- _Stated exercise_: Check each line of the entries below for the string "activação"; copy every line where it appears.

- _Supplied data_:
(begin)

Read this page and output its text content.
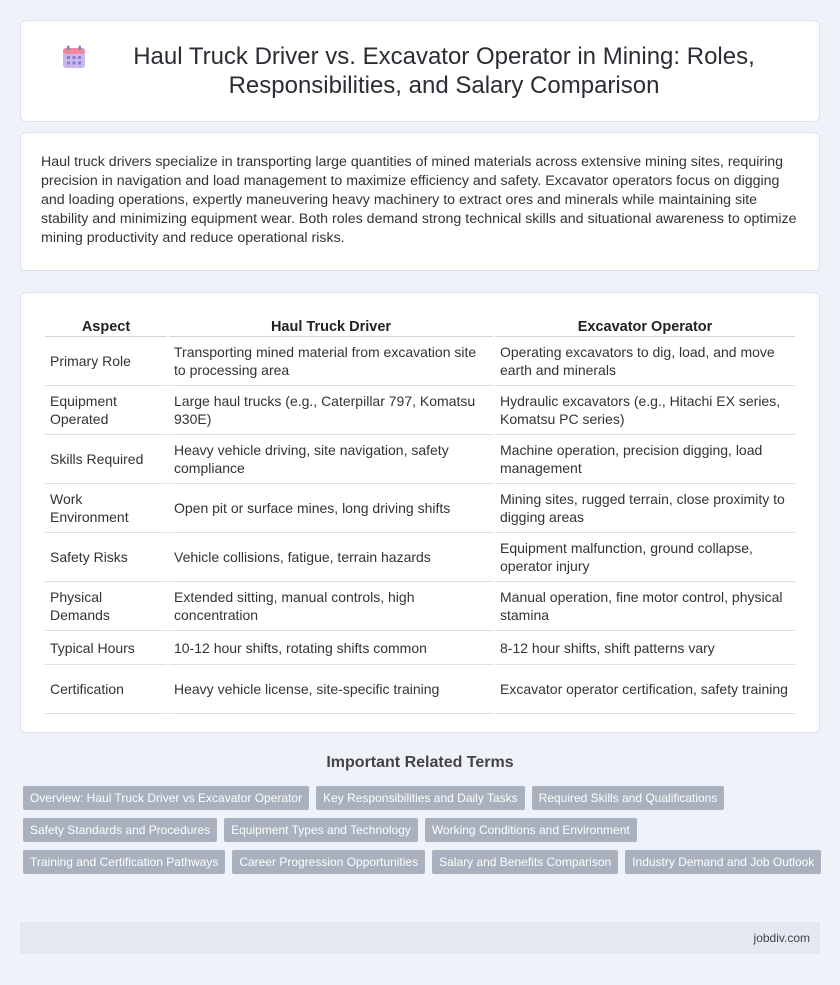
Haul Truck Driver vs. Excavator Operator in Mining: Roles, Responsibilities, and Salary Comparison

Haul truck drivers specialize in transporting large quantities of mined materials across extensive mining sites, requiring precision in navigation and load management to maximize efficiency and safety. Excavator operators focus on digging and loading operations, expertly maneuvering heavy machinery to extract ores and minerals while maintaining site stability and minimizing equipment wear. Both roles demand strong technical skills and situational awareness to optimize mining productivity and reduce operational risks.

Aspect	Haul Truck Driver	Excavator Operator
Primary Role	Transporting mined material from excavation site to processing area	Operating excavators to dig, load, and move earth and minerals
Equipment Operated	Large haul trucks (e.g., Caterpillar 797, Komatsu 930E)	Hydraulic excavators (e.g., Hitachi EX series, Komatsu PC series)
Skills Required	Heavy vehicle driving, site navigation, safety compliance	Machine operation, precision digging, load management
Work Environment	Open pit or surface mines, long driving shifts	Mining sites, rugged terrain, close proximity to digging areas
Safety Risks	Vehicle collisions, fatigue, terrain hazards	Equipment malfunction, ground collapse, operator injury
Physical Demands	Extended sitting, manual controls, high concentration	Manual operation, fine motor control, physical stamina
Typical Hours	10-12 hour shifts, rotating shifts common	8-12 hour shifts, shift patterns vary
Certification	Heavy vehicle license, site-specific training	Excavator operator certification, safety training
Important Related Terms
Overview: Haul Truck Driver vs Excavator Operator	Key Responsibilities and Daily Tasks	Required Skills and Qualifications
Safety Standards and Procedures	Equipment Types and Technology	Working Conditions and Environment
Training and Certification Pathways	Career Progression Opportunities	Salary and Benefits Comparison	Industry Demand and Job Outlook
jobdiv.com
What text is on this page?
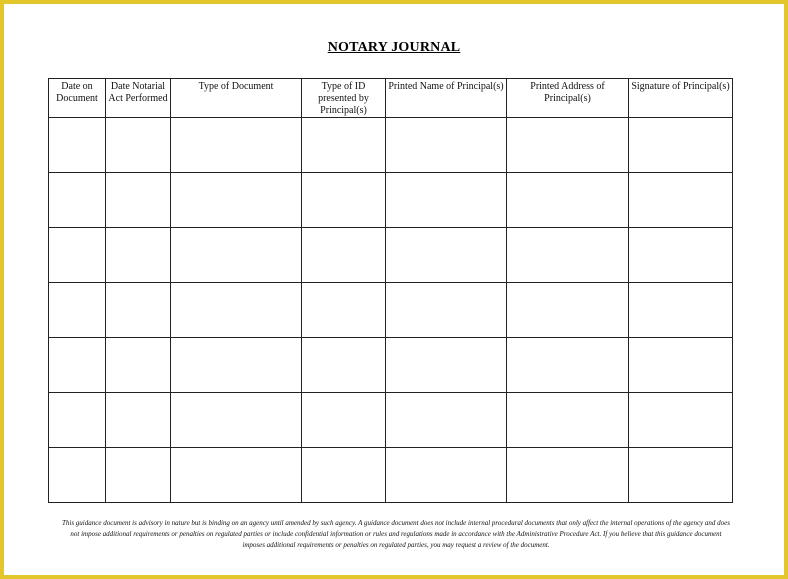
NOTARY JOURNAL
Date on Document	Date Notarial Act Performed	Type of Document	Type of ID presented by Principal(s)	Printed Name of Principal(s)	Printed Address of Principal(s)	Signature of Principal(s)

This guidance document is advisory in nature but is binding on an agency until amended by such agency. A guidance document does not include internal procedural documents that only affect the internal operations of the agency and does not impose additional requirements or penalties on regulated parties or include confidential information or rules and regulations made in accordance with the Administrative Procedure Act. If you believe that this guidance document imposes additional requirements or penalties on regulated parties, you may request a review of the document.
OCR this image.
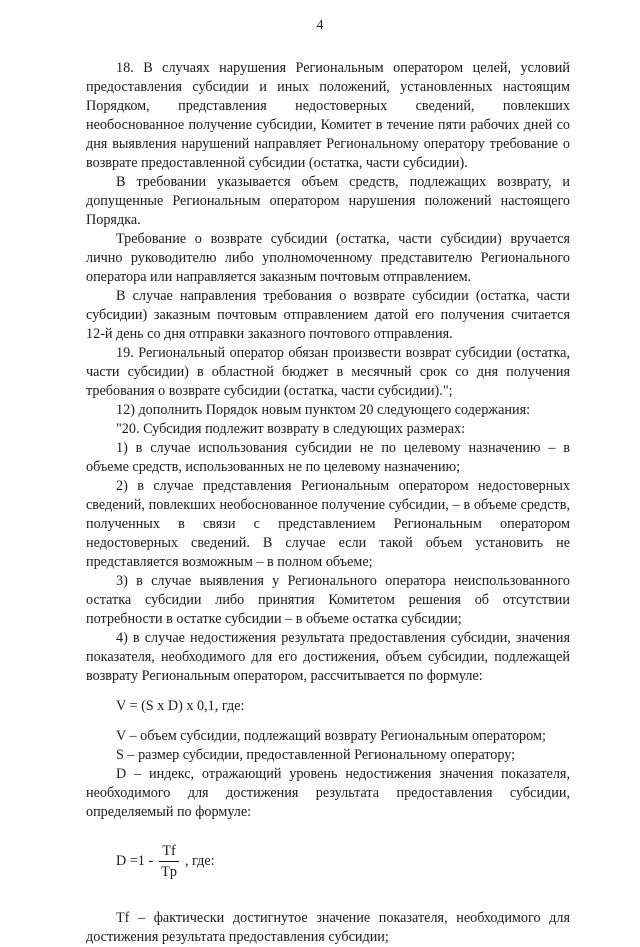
4

18. В случаях нарушения Региональным оператором целей, условий предоставления субсидии и иных положений, установленных настоящим Порядком, представления недостоверных сведений, повлекших необоснованное получение субсидии, Комитет в течение пяти рабочих дней со дня выявления нарушений направляет Региональному оператору требование о возврате предоставленной субсидии (остатка, части субсидии).

В требовании указывается объем средств, подлежащих возврату, и допущенные Региональным оператором нарушения положений настоящего Порядка.

Требование о возврате субсидии (остатка, части субсидии) вручается лично руководителю либо уполномоченному представителю Регионального оператора или направляется заказным почтовым отправлением.

В случае направления требования о возврате субсидии (остатка, части субсидии) заказным почтовым отправлением датой его получения считается 12-й день со дня отправки заказного почтового отправления.

19. Региональный оператор обязан произвести возврат субсидии (остатка, части субсидии) в областной бюджет в месячный срок со дня получения требования о возврате субсидии (остатка, части субсидии).";

12) дополнить Порядок новым пунктом 20 следующего содержания:

"20. Субсидия подлежит возврату в следующих размерах:

1) в случае использования субсидии не по целевому назначению – в объеме средств, использованных не по целевому назначению;

2) в случае представления Региональным оператором недостоверных сведений, повлекших необоснованное получение субсидии, – в объеме средств, полученных в связи с представлением Региональным оператором недостоверных сведений. В случае если такой объем установить не представляется возможным – в полном объеме;

3) в случае выявления у Регионального оператора неиспользованного остатка субсидии либо принятия Комитетом решения об отсутствии потребности в остатке субсидии – в объеме остатка субсидии;

4) в случае недостижения результата предоставления субсидии, значения показателя, необходимого для его достижения, объем субсидии, подлежащей возврату Региональным оператором, рассчитывается по формуле:

V = (S x D) x 0,1, где:

V – объем субсидии, подлежащий возврату Региональным оператором;

S – размер субсидии, предоставленной Региональному оператору;

D – индекс, отражающий уровень недостижения значения показателя, необходимого для достижения результата предоставления субсидии, определяемый по формуле:

$D =1 - \frac{Tf}{Tp}$ , где:

Tf – фактически достигнутое значение показателя, необходимого для достижения результата предоставления субсидии;
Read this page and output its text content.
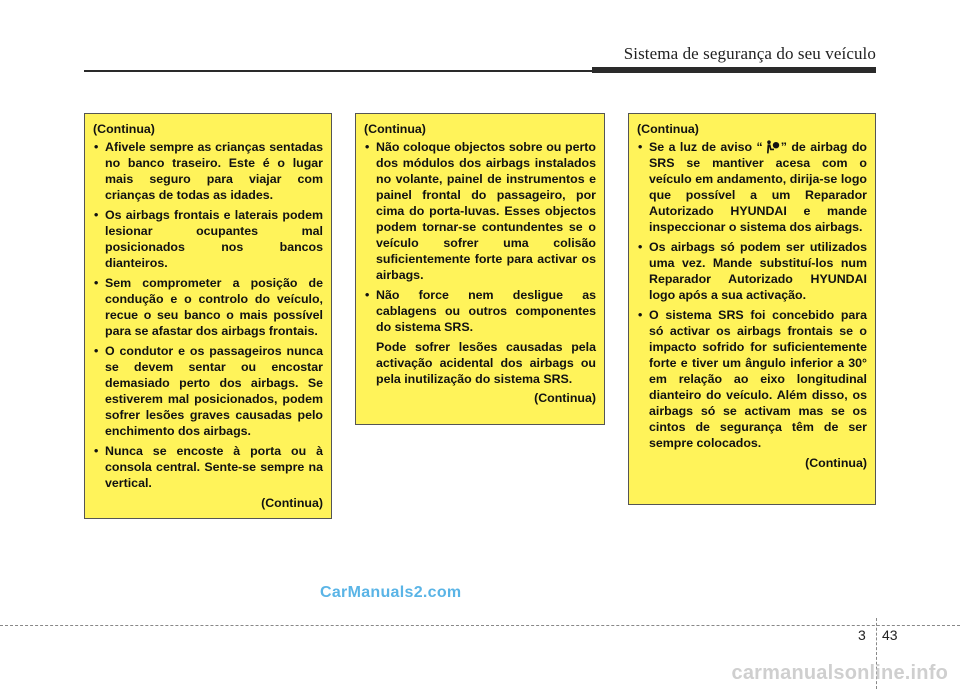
Sistema de segurança do seu veículo
(Continua)
• Afivele sempre as crianças sentadas no banco traseiro. Este é o lugar mais seguro para viajar com crianças de todas as idades.
• Os airbags frontais e laterais podem lesionar ocupantes mal posicionados nos bancos dianteiros.
• Sem comprometer a posição de condução e o controlo do veículo, recue o seu banco o mais possível para se afastar dos airbags frontais.
• O condutor e os passageiros nunca se devem sentar ou encostar demasiado perto dos airbags. Se estiverem mal posicionados, podem sofrer lesões graves causadas pelo enchimento dos airbags.
• Nunca se encoste à porta ou à consola central. Sente-se sempre na vertical.
(Continua)
(Continua)
• Não coloque objectos sobre ou perto dos módulos dos airbags instalados no volante, painel de instrumentos e painel frontal do passageiro, por cima do porta-luvas. Esses objectos podem tornar-se contundentes se o veículo sofrer uma colisão suficientemente forte para activar os airbags.
• Não force nem desligue as cablagens ou outros componentes do sistema SRS.
Pode sofrer lesões causadas pela activação acidental dos airbags ou pela inutilização do sistema SRS.
(Continua)
(Continua)
• Se a luz de aviso “ ” de airbag do SRS se mantiver acesa com o veículo em andamento, dirija-se logo que possível a um Reparador Autorizado HYUNDAI e mande inspeccionar o sistema dos airbags.
• Os airbags só podem ser utilizados uma vez. Mande substituí-los num Reparador Autorizado HYUNDAI logo após a sua activação.
• O sistema SRS foi concebido para só activar os airbags frontais se o impacto sofrido for suficientemente forte e tiver um ângulo inferior a 30° em relação ao eixo longitudinal dianteiro do veículo. Além disso, os airbags só se activam mas se os cintos de segurança têm de ser sempre colocados.
(Continua)
CarManuals2.com
3 43
carmanualsonline.info
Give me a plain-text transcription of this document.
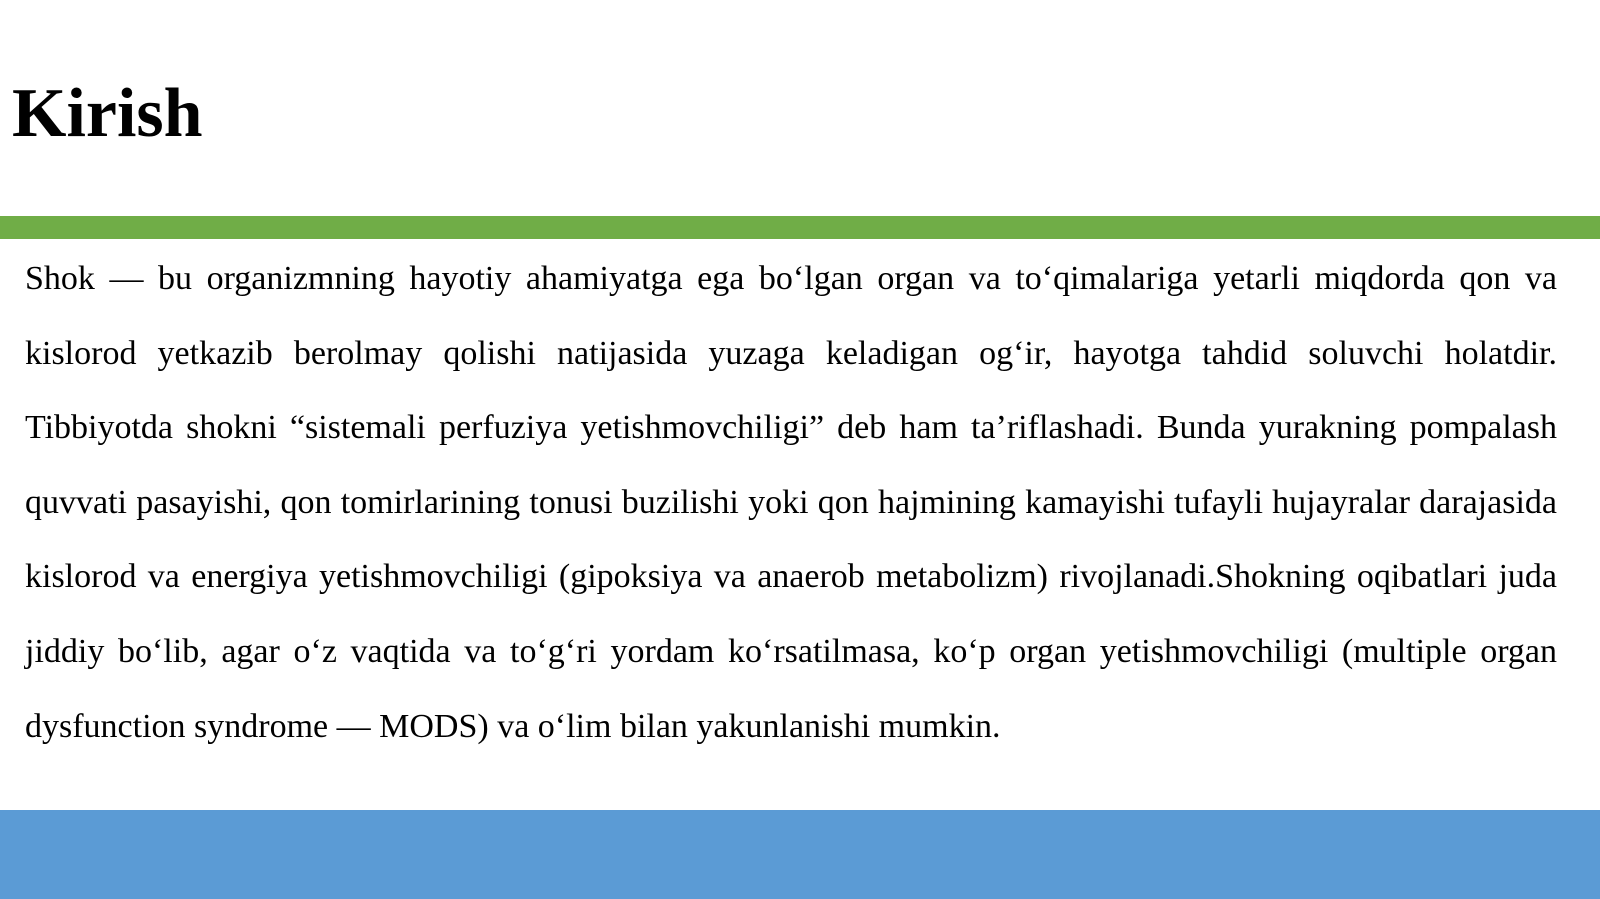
Kirish

Shok — bu organizmning hayotiy ahamiyatga ega bo‘lgan organ va to‘qimalariga yetarli miqdorda qon va kislorod yetkazib berolmay qolishi natijasida yuzaga keladigan og‘ir, hayotga tahdid soluvchi holatdir. Tibbiyotda shokni “sistemali perfuziya yetishmovchiligi” deb ham ta’riflashadi. Bunda yurakning pompalash quvvati pasayishi, qon tomirlarining tonusi buzilishi yoki qon hajmining kamayishi tufayli hujayralar darajasida kislorod va energiya yetishmovchiligi (gipoksiya va anaerob metabolizm) rivojlanadi.Shokning oqibatlari juda jiddiy bo‘lib, agar o‘z vaqtida va to‘g‘ri yordam ko‘rsatilmasa, ko‘p organ yetishmovchiligi (multiple organ dysfunction syndrome — MODS) va o‘lim bilan yakunlanishi mumkin.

(end)

- _Output for this task_:
Pode sofrer lesões causadas pela activação acidental dos airbags ou pela inutilização do sistema SRS.
• Os airbags só podem ser utilizados uma vez. Mande substituí-los num Reparador Autorizado HYUNDAI logo após a sua activação.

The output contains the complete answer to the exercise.